What is expected » Reproduce this listing in full.

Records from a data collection
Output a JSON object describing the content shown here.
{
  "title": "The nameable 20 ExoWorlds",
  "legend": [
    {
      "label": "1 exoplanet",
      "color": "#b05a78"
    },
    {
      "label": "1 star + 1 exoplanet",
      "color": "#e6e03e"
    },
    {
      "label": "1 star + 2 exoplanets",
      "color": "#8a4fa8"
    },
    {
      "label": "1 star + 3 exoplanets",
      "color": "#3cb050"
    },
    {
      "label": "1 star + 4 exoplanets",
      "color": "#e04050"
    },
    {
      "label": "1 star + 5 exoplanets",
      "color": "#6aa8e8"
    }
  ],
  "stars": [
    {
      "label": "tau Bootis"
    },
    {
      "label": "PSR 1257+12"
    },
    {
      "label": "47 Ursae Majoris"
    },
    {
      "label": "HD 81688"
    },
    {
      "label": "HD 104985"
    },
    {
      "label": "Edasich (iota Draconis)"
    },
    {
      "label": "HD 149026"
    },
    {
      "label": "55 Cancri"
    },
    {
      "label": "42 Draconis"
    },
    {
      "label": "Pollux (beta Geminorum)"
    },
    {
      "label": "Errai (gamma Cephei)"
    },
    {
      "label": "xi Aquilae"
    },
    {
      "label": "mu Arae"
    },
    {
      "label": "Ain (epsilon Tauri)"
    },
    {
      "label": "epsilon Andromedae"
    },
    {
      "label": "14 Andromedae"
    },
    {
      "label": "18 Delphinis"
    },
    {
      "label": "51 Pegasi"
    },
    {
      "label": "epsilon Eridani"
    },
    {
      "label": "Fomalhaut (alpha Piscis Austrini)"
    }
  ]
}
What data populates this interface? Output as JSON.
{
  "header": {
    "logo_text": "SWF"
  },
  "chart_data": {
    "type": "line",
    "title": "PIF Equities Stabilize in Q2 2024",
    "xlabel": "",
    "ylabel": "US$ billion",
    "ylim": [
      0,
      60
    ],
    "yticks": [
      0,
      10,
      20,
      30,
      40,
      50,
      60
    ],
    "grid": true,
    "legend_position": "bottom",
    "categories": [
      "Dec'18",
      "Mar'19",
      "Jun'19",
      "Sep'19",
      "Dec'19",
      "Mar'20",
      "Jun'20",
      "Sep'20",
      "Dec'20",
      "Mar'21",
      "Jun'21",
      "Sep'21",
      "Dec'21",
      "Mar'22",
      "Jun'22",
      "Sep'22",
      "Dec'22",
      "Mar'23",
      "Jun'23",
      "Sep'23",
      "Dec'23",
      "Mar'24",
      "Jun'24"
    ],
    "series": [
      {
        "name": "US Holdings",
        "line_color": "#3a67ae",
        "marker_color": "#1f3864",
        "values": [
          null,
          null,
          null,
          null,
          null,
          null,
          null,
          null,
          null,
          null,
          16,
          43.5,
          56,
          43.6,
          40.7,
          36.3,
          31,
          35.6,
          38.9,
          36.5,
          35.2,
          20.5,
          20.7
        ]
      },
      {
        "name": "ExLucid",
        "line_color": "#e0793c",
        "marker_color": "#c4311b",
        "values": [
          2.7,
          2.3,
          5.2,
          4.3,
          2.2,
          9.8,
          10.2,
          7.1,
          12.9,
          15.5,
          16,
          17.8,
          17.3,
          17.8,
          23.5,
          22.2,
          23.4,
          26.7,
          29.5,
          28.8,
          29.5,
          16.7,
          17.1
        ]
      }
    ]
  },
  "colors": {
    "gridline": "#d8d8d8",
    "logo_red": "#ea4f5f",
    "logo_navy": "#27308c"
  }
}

Result of this exercise »
Output a JSON object describing the content shown here.
{
  "title": "The nameable 20 ExoWorlds",
  "legend": [
    {
      "label": "1 exoplanet",
      "color": "#b05a78"
    },
    {
      "label": "1 star + 1 exoplanet",
      "color": "#e6e03e"
    },
    {
      "label": "1 star + 2 exoplanets",
      "color": "#8a4fa8"
    },
    {
      "label": "1 star + 3 exoplanets",
      "color": "#3cb050"
    },
    {
      "label": "1 star + 4 exoplanets",
      "color": "#e04050"
    },
    {
      "label": "1 star + 5 exoplanets",
      "color": "#6aa8e8"
    }
  ],
  "stars": [
    {
      "label": "tau Bootis"
    },
    {
      "label": "PSR 1257+12"
    },
    {
      "label": "47 Ursae Majoris"
    },
    {
      "label": "HD 81688"
    },
    {
      "label": "HD 104985"
    },
    {
      "label": "Edasich (iota Draconis)"
    },
    {
      "label": "HD 149026"
    },
    {
      "label": "55 Cancri"
    },
    {
      "label": "42 Draconis"
    },
    {
      "label": "Pollux (beta Geminorum)"
    },
    {
      "label": "Errai (gamma Cephei)"
    },
    {
      "label": "xi Aquilae"
    },
    {
      "label": "mu Arae"
    },
    {
      "label": "Ain (epsilon Tauri)"
    },
    {
      "label": "epsilon Andromedae"
    },
    {
      "label": "14 Andromedae"
    },
    {
      "label": "18 Delphinis"
    },
    {
      "label": "51 Pegasi"
    },
    {
      "label": "epsilon Eridani"
    },
    {
      "label": "Fomalhaut (alpha Piscis Austrini)"
    }
  ]
}
What data populates this interface? Output as JSON.
{
  "header": {
    "logo_text": "SWF"
  },
  "chart_data": {
    "type": "line",
    "title": "PIF Equities Stabilize in Q2 2024",
    "xlabel": "",
    "ylabel": "US$ billion",
    "ylim": [
      0,
      60
    ],
    "yticks": [
      0,
      10,
      20,
      30,
      40,
      50,
      60
    ],
    "grid": true,
    "legend_position": "bottom",
    "categories": [
      "Dec'18",
      "Mar'19",
      "Jun'19",
      "Sep'19",
      "Dec'19",
      "Mar'20",
      "Jun'20",
      "Sep'20",
      "Dec'20",
      "Mar'21",
      "Jun'21",
      "Sep'21",
      "Dec'21",
      "Mar'22",
      "Jun'22",
      "Sep'22",
      "Dec'22",
      "Mar'23",
      "Jun'23",
      "Sep'23",
      "Dec'23",
      "Mar'24",
      "Jun'24"
    ],
    "series": [
      {
        "name": "US Holdings",
        "line_color": "#3a67ae",
        "marker_color": "#1f3864",
        "values": [
          null,
          null,
          null,
          null,
          null,
          null,
          null,
          null,
          null,
          null,
          16,
          43.5,
          56,
          43.6,
          40.7,
          36.3,
          31,
          35.6,
          38.9,
          36.5,
          35.2,
          20.5,
          20.7
        ]
      },
      {
        "name": "ExLucid",
        "line_color": "#e0793c",
        "marker_color": "#c4311b",
        "values": [
          2.7,
          2.3,
          5.2,
          4.3,
          2.2,
          9.8,
          10.2,
          7.1,
          12.9,
          15.5,
          16,
          17.8,
          17.3,
          17.8,
          23.5,
          22.2,
          23.4,
          26.7,
          29.5,
          28.8,
          29.5,
          16.7,
          17.1
        ]
      }
    ]
  },
  "colors": {
    "gridline": "#d8d8d8",
    "logo_red": "#ea4f5f",
    "logo_navy": "#27308c"
  }
}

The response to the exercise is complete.